[Figure record listings]
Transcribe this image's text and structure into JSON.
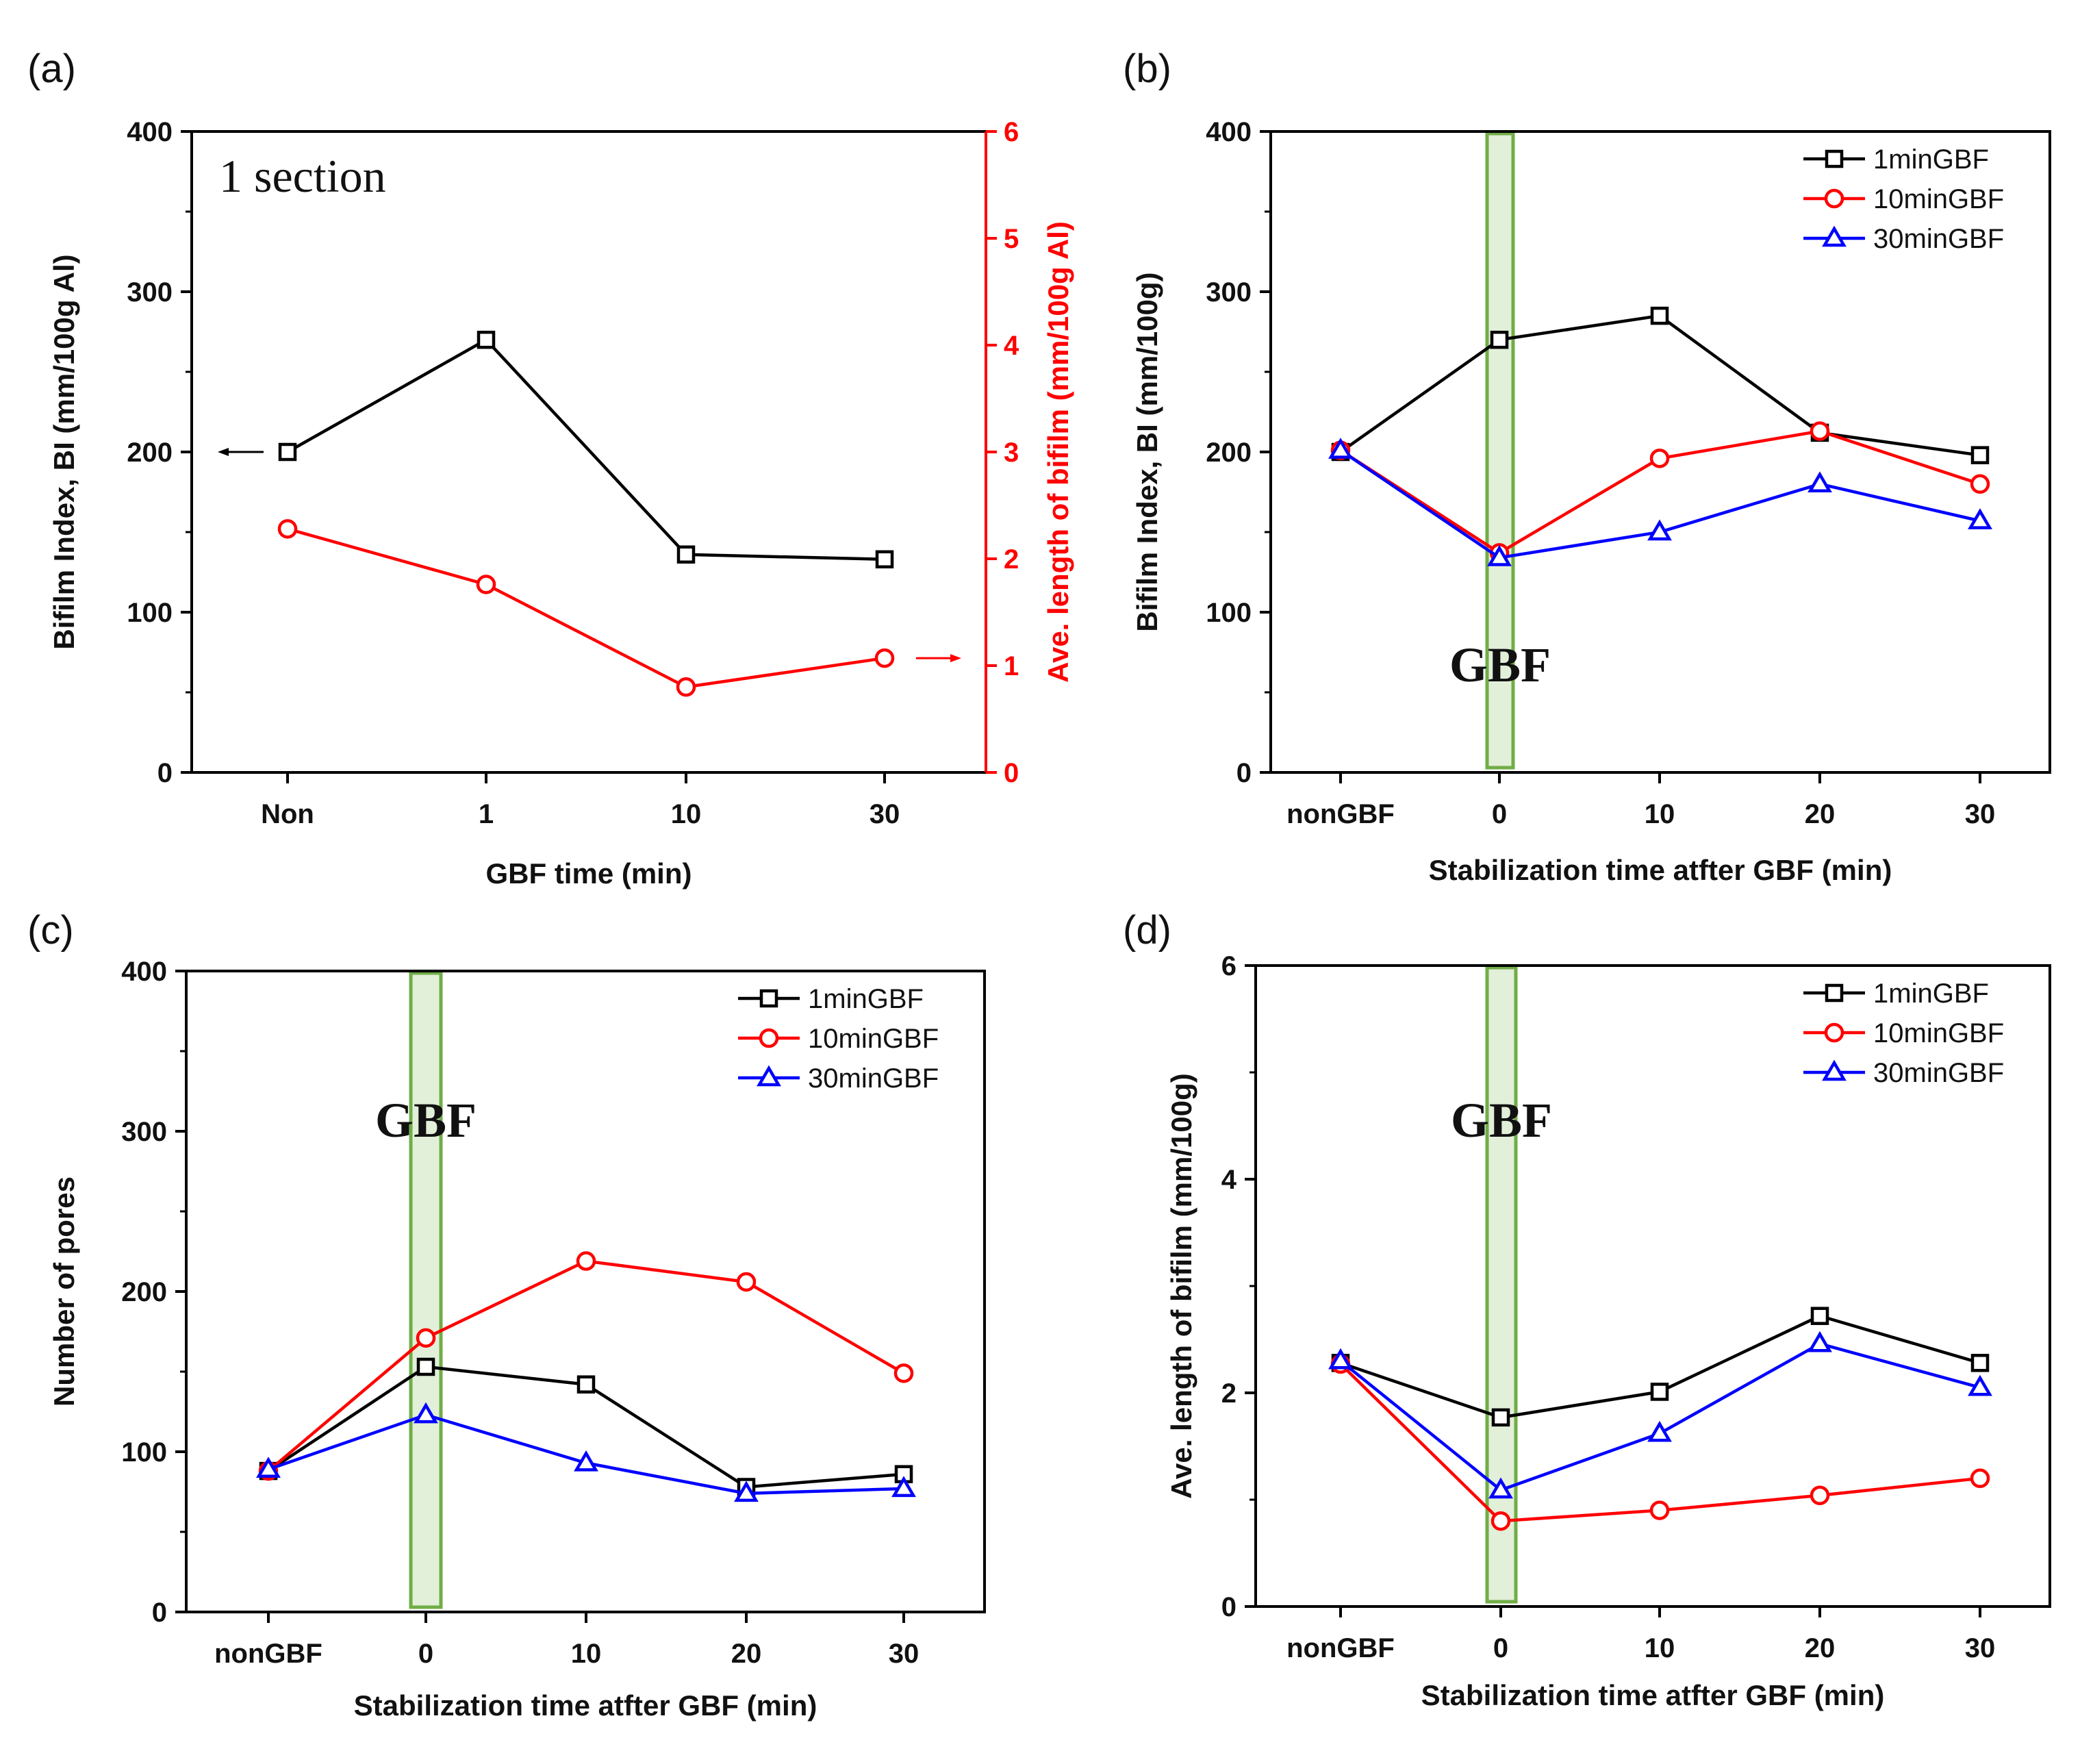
{
  "chart_data": [
    {
      "id": "a",
      "panel_label": "(a)",
      "type": "line",
      "annotation": "1 section",
      "categories": [
        "Non",
        "1",
        "10",
        "30"
      ],
      "xlabel": "GBF time (min)",
      "ylabel": "Bifilm Index, BI (mm/100g Al)",
      "ylim": [
        0,
        400
      ],
      "yticks": [
        "0",
        "100",
        "200",
        "300",
        "400"
      ],
      "y2label": "Ave. length of bifilm (mm/100g Al)",
      "y2lim": [
        0,
        6
      ],
      "y2ticks": [
        "0",
        "1",
        "2",
        "3",
        "4",
        "5",
        "6"
      ],
      "series": [
        {
          "name": "Bifilm Index",
          "axis": "left",
          "color": "#000000",
          "marker": "square",
          "values": [
            200,
            270,
            136,
            133
          ]
        },
        {
          "name": "Ave. length of bifilm",
          "axis": "right",
          "color": "#ff0000",
          "marker": "circle",
          "values": [
            2.28,
            1.76,
            0.8,
            1.07
          ]
        }
      ]
    },
    {
      "id": "b",
      "panel_label": "(b)",
      "type": "line",
      "categories": [
        "nonGBF",
        "0",
        "10",
        "20",
        "30"
      ],
      "xlabel": "Stabilization time atfter GBF (min)",
      "ylabel": "Bifilm Index, BI (mm/100g)",
      "ylim": [
        0,
        400
      ],
      "yticks": [
        "0",
        "100",
        "200",
        "300",
        "400"
      ],
      "band_label": "GBF",
      "series": [
        {
          "name": "1minGBF",
          "color": "#000000",
          "marker": "square",
          "values": [
            200,
            270,
            285,
            212,
            198
          ]
        },
        {
          "name": "10minGBF",
          "color": "#ff0000",
          "marker": "circle",
          "values": [
            201,
            137,
            196,
            213,
            180
          ]
        },
        {
          "name": "30minGBF",
          "color": "#0000ff",
          "marker": "triangle",
          "values": [
            201,
            134,
            150,
            180,
            157
          ]
        }
      ]
    },
    {
      "id": "c",
      "panel_label": "(c)",
      "type": "line",
      "categories": [
        "nonGBF",
        "0",
        "10",
        "20",
        "30"
      ],
      "xlabel": "Stabilization time atfter GBF (min)",
      "ylabel": "Number of pores",
      "ylim": [
        0,
        400
      ],
      "yticks": [
        "0",
        "100",
        "200",
        "300",
        "400"
      ],
      "band_label": "GBF",
      "series": [
        {
          "name": "1minGBF",
          "color": "#000000",
          "marker": "square",
          "values": [
            88,
            153,
            142,
            78,
            86
          ]
        },
        {
          "name": "10minGBF",
          "color": "#ff0000",
          "marker": "circle",
          "values": [
            88,
            171,
            219,
            206,
            149
          ]
        },
        {
          "name": "30minGBF",
          "color": "#0000ff",
          "marker": "triangle",
          "values": [
            89,
            123,
            93,
            74,
            77
          ]
        }
      ]
    },
    {
      "id": "d",
      "panel_label": "(d)",
      "type": "line",
      "categories": [
        "nonGBF",
        "0",
        "10",
        "20",
        "30"
      ],
      "xlabel": "Stabilization time atfter GBF (min)",
      "ylabel": "Ave. length of bifilm (mm/100g)",
      "ylim": [
        0,
        6
      ],
      "yticks": [
        "0",
        "2",
        "4",
        "6"
      ],
      "band_label": "GBF",
      "series": [
        {
          "name": "1minGBF",
          "color": "#000000",
          "marker": "square",
          "values": [
            2.28,
            1.77,
            2.01,
            2.72,
            2.28
          ]
        },
        {
          "name": "10minGBF",
          "color": "#ff0000",
          "marker": "circle",
          "values": [
            2.27,
            0.8,
            0.9,
            1.04,
            1.2
          ]
        },
        {
          "name": "30minGBF",
          "color": "#0000ff",
          "marker": "triangle",
          "values": [
            2.3,
            1.09,
            1.62,
            2.46,
            2.05
          ]
        }
      ]
    }
  ]
}
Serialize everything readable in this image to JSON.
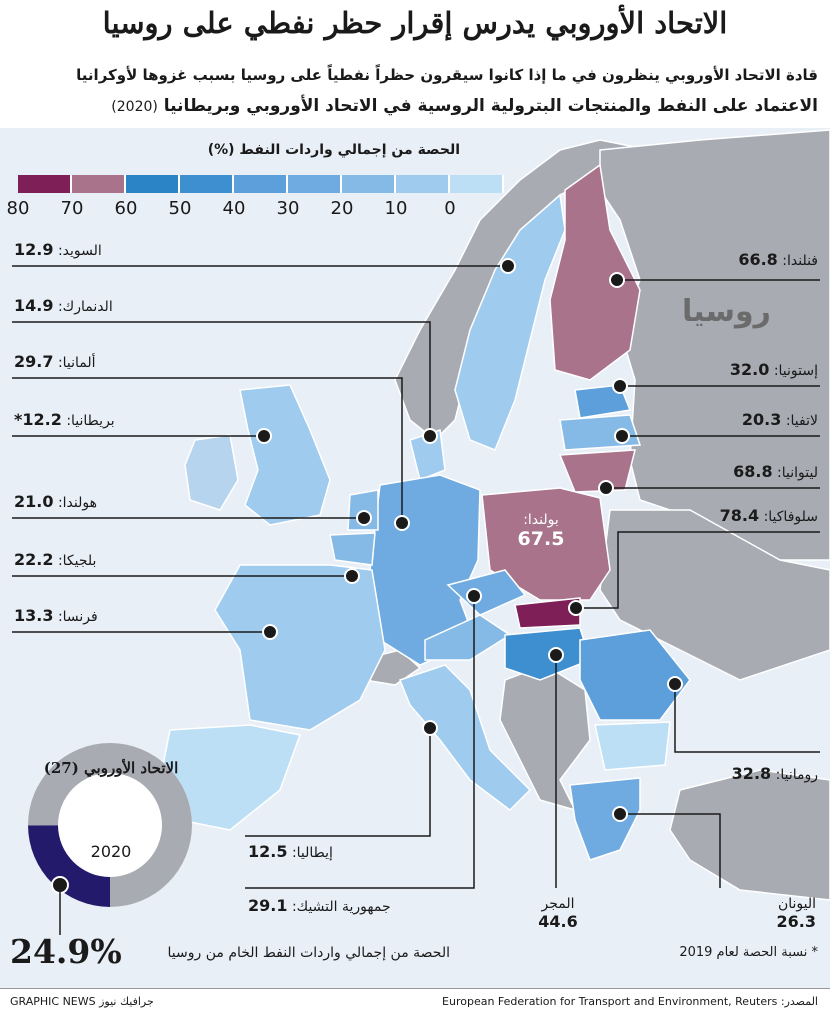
{
  "title": "الاتحاد الأوروبي يدرس إقرار حظر نفطي على روسيا",
  "subtitle": "قادة الاتحاد الأوروبي ينظرون في ما إذا كانوا سيقرون حظراً نفطياً على روسيا بسبب غزوها لأوكرانيا",
  "heading": "الاعتماد على النفط والمنتجات البترولية الروسية في الاتحاد الأوروبي وبريطانيا",
  "heading_year": "(2020)",
  "legend": {
    "title": "الحصة من إجمالي واردات النفط (%)",
    "ticks": [
      "80",
      "70",
      "60",
      "50",
      "40",
      "30",
      "20",
      "10",
      "0"
    ],
    "colors": [
      "#7e1f57",
      "#a8738b",
      "#2b84c6",
      "#3e8fd0",
      "#5d9fdb",
      "#6fabe0",
      "#86bae6",
      "#9ecbee",
      "#bcdff6"
    ]
  },
  "russia_label": "روسيا",
  "countries": {
    "sweden": {
      "name": "السويد:",
      "value": "12.9"
    },
    "denmark": {
      "name": "الدنمارك:",
      "value": "14.9"
    },
    "germany": {
      "name": "ألمانيا:",
      "value": "29.7"
    },
    "britain": {
      "name": "بريطانيا:",
      "value": "12.2*"
    },
    "netherlands": {
      "name": "هولندا:",
      "value": "21.0"
    },
    "belgium": {
      "name": "بلجيكا:",
      "value": "22.2"
    },
    "france": {
      "name": "فرنسا:",
      "value": "13.3"
    },
    "italy": {
      "name": "إيطاليا:",
      "value": "12.5"
    },
    "czech": {
      "name": "جمهورية التشيك:",
      "value": "29.1"
    },
    "hungary": {
      "name": "المجر",
      "value": "44.6"
    },
    "greece": {
      "name": "اليونان",
      "value": "26.3"
    },
    "finland": {
      "name": "فنلندا:",
      "value": "66.8"
    },
    "estonia": {
      "name": "إستونيا:",
      "value": "32.0"
    },
    "latvia": {
      "name": "لاتفيا:",
      "value": "20.3"
    },
    "lithuania": {
      "name": "ليتوانيا:",
      "value": "68.8"
    },
    "slovakia": {
      "name": "سلوفاكيا:",
      "value": "78.4"
    },
    "romania": {
      "name": "رومانيا:",
      "value": "32.8"
    },
    "poland": {
      "name": "بولندا:",
      "value": "67.5"
    }
  },
  "eu_donut": {
    "label": "الاتحاد الأوروبي (27)",
    "year": "2020",
    "share_percent": 24.9,
    "share_text": "24.9%",
    "share_description": "الحصة من إجمالي واردات النفط الخام من روسيا",
    "colors": {
      "share": "#241a6b",
      "rest": "#a9abb3"
    }
  },
  "note": "* نسبة الحصة لعام 2019",
  "credit": "GRAPHIC NEWS جرافيك نيوز",
  "source": "المصدر: European Federation for Transport and Environment, Reuters"
}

** REQUIREMENT **
Copy the records above exactly, omitting every picture.

** WORKED SOLUTION **
Transcribe this image's text and structure into JSON.
{
  "chart_data": [
    {
      "id": "a",
      "panel_label": "(a)",
      "type": "line",
      "annotation": "1 section",
      "categories": [
        "Non",
        "1",
        "10",
        "30"
      ],
      "xlabel": "GBF time (min)",
      "ylabel": "Bifilm Index, BI (mm/100g Al)",
      "ylim": [
        0,
        400
      ],
      "yticks": [
        "0",
        "100",
        "200",
        "300",
        "400"
      ],
      "y2label": "Ave. length of bifilm (mm/100g Al)",
      "y2lim": [
        0,
        6
      ],
      "y2ticks": [
        "0",
        "1",
        "2",
        "3",
        "4",
        "5",
        "6"
      ],
      "series": [
        {
          "name": "Bifilm Index",
          "axis": "left",
          "color": "#000000",
          "marker": "square",
          "values": [
            200,
            270,
            136,
            133
          ]
        },
        {
          "name": "Ave. length of bifilm",
          "axis": "right",
          "color": "#ff0000",
          "marker": "circle",
          "values": [
            2.28,
            1.76,
            0.8,
            1.07
          ]
        }
      ]
    },
    {
      "id": "b",
      "panel_label": "(b)",
      "type": "line",
      "categories": [
        "nonGBF",
        "0",
        "10",
        "20",
        "30"
      ],
      "xlabel": "Stabilization time atfter GBF (min)",
      "ylabel": "Bifilm Index, BI (mm/100g)",
      "ylim": [
        0,
        400
      ],
      "yticks": [
        "0",
        "100",
        "200",
        "300",
        "400"
      ],
      "band_label": "GBF",
      "series": [
        {
          "name": "1minGBF",
          "color": "#000000",
          "marker": "square",
          "values": [
            200,
            270,
            285,
            212,
            198
          ]
        },
        {
          "name": "10minGBF",
          "color": "#ff0000",
          "marker": "circle",
          "values": [
            201,
            137,
            196,
            213,
            180
          ]
        },
        {
          "name": "30minGBF",
          "color": "#0000ff",
          "marker": "triangle",
          "values": [
            201,
            134,
            150,
            180,
            157
          ]
        }
      ]
    },
    {
      "id": "c",
      "panel_label": "(c)",
      "type": "line",
      "categories": [
        "nonGBF",
        "0",
        "10",
        "20",
        "30"
      ],
      "xlabel": "Stabilization time atfter GBF (min)",
      "ylabel": "Number of pores",
      "ylim": [
        0,
        400
      ],
      "yticks": [
        "0",
        "100",
        "200",
        "300",
        "400"
      ],
      "band_label": "GBF",
      "series": [
        {
          "name": "1minGBF",
          "color": "#000000",
          "marker": "square",
          "values": [
            88,
            153,
            142,
            78,
            86
          ]
        },
        {
          "name": "10minGBF",
          "color": "#ff0000",
          "marker": "circle",
          "values": [
            88,
            171,
            219,
            206,
            149
          ]
        },
        {
          "name": "30minGBF",
          "color": "#0000ff",
          "marker": "triangle",
          "values": [
            89,
            123,
            93,
            74,
            77
          ]
        }
      ]
    },
    {
      "id": "d",
      "panel_label": "(d)",
      "type": "line",
      "categories": [
        "nonGBF",
        "0",
        "10",
        "20",
        "30"
      ],
      "xlabel": "Stabilization time atfter GBF (min)",
      "ylabel": "Ave. length of bifilm (mm/100g)",
      "ylim": [
        0,
        6
      ],
      "yticks": [
        "0",
        "2",
        "4",
        "6"
      ],
      "band_label": "GBF",
      "series": [
        {
          "name": "1minGBF",
          "color": "#000000",
          "marker": "square",
          "values": [
            2.28,
            1.77,
            2.01,
            2.72,
            2.28
          ]
        },
        {
          "name": "10minGBF",
          "color": "#ff0000",
          "marker": "circle",
          "values": [
            2.27,
            0.8,
            0.9,
            1.04,
            1.2
          ]
        },
        {
          "name": "30minGBF",
          "color": "#0000ff",
          "marker": "triangle",
          "values": [
            2.3,
            1.09,
            1.62,
            2.46,
            2.05
          ]
        }
      ]
    }
  ]
}
Serialize everything readable in this image to JSON.
{
  "title": "الاتحاد الأوروبي يدرس إقرار حظر نفطي على روسيا",
  "subtitle": "قادة الاتحاد الأوروبي ينظرون في ما إذا كانوا سيقرون حظراً نفطياً على روسيا بسبب غزوها لأوكرانيا",
  "heading": "الاعتماد على النفط والمنتجات البترولية الروسية في الاتحاد الأوروبي وبريطانيا",
  "heading_year": "(2020)",
  "legend": {
    "title": "الحصة من إجمالي واردات النفط (%)",
    "ticks": [
      "80",
      "70",
      "60",
      "50",
      "40",
      "30",
      "20",
      "10",
      "0"
    ],
    "colors": [
      "#7e1f57",
      "#a8738b",
      "#2b84c6",
      "#3e8fd0",
      "#5d9fdb",
      "#6fabe0",
      "#86bae6",
      "#9ecbee",
      "#bcdff6"
    ]
  },
  "russia_label": "روسيا",
  "countries": {
    "sweden": {
      "name": "السويد:",
      "value": "12.9"
    },
    "denmark": {
      "name": "الدنمارك:",
      "value": "14.9"
    },
    "germany": {
      "name": "ألمانيا:",
      "value": "29.7"
    },
    "britain": {
      "name": "بريطانيا:",
      "value": "12.2*"
    },
    "netherlands": {
      "name": "هولندا:",
      "value": "21.0"
    },
    "belgium": {
      "name": "بلجيكا:",
      "value": "22.2"
    },
    "france": {
      "name": "فرنسا:",
      "value": "13.3"
    },
    "italy": {
      "name": "إيطاليا:",
      "value": "12.5"
    },
    "czech": {
      "name": "جمهورية التشيك:",
      "value": "29.1"
    },
    "hungary": {
      "name": "المجر",
      "value": "44.6"
    },
    "greece": {
      "name": "اليونان",
      "value": "26.3"
    },
    "finland": {
      "name": "فنلندا:",
      "value": "66.8"
    },
    "estonia": {
      "name": "إستونيا:",
      "value": "32.0"
    },
    "latvia": {
      "name": "لاتفيا:",
      "value": "20.3"
    },
    "lithuania": {
      "name": "ليتوانيا:",
      "value": "68.8"
    },
    "slovakia": {
      "name": "سلوفاكيا:",
      "value": "78.4"
    },
    "romania": {
      "name": "رومانيا:",
      "value": "32.8"
    },
    "poland": {
      "name": "بولندا:",
      "value": "67.5"
    }
  },
  "eu_donut": {
    "label": "الاتحاد الأوروبي (27)",
    "year": "2020",
    "share_percent": 24.9,
    "share_text": "24.9%",
    "share_description": "الحصة من إجمالي واردات النفط الخام من روسيا",
    "colors": {
      "share": "#241a6b",
      "rest": "#a9abb3"
    }
  },
  "note": "* نسبة الحصة لعام 2019",
  "credit": "GRAPHIC NEWS جرافيك نيوز",
  "source": "المصدر: European Federation for Transport and Environment, Reuters"
}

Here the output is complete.